• _Problem requirements_
Repeat each line exactly as it is written.

• _Material for this exercise_

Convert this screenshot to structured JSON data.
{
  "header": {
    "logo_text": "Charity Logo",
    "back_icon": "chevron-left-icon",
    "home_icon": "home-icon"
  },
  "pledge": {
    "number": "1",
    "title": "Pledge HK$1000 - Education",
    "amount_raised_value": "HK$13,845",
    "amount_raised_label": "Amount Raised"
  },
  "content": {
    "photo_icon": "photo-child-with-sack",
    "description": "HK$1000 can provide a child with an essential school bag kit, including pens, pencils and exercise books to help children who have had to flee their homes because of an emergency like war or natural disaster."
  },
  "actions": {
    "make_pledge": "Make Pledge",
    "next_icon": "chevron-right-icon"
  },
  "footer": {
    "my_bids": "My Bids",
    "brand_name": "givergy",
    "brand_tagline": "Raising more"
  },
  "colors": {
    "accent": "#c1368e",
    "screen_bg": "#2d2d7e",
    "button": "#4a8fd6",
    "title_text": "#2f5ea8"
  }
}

• _Exercise answer_
Convert this screenshot to structured JSON data.
{
  "header": {
    "logo_text": "Charity Logo",
    "back_icon": "chevron-left-icon",
    "home_icon": "home-icon"
  },
  "pledge": {
    "number": "1",
    "title": "Pledge HK$1000 - Education",
    "amount_raised_value": "HK$13,845",
    "amount_raised_label": "Amount Raised"
  },
  "content": {
    "photo_icon": "photo-child-with-sack",
    "description": "HK$1000 can provide a child with an essential school bag kit, including pens, pencils and exercise books to help children who have had to flee their homes because of an emergency like war or natural disaster."
  },
  "actions": {
    "make_pledge": "Make Pledge",
    "next_icon": "chevron-right-icon"
  },
  "footer": {
    "my_bids": "My Bids",
    "brand_name": "givergy",
    "brand_tagline": "Raising more"
  },
  "colors": {
    "accent": "#c1368e",
    "screen_bg": "#2d2d7e",
    "button": "#4a8fd6",
    "title_text": "#2f5ea8"
  }
}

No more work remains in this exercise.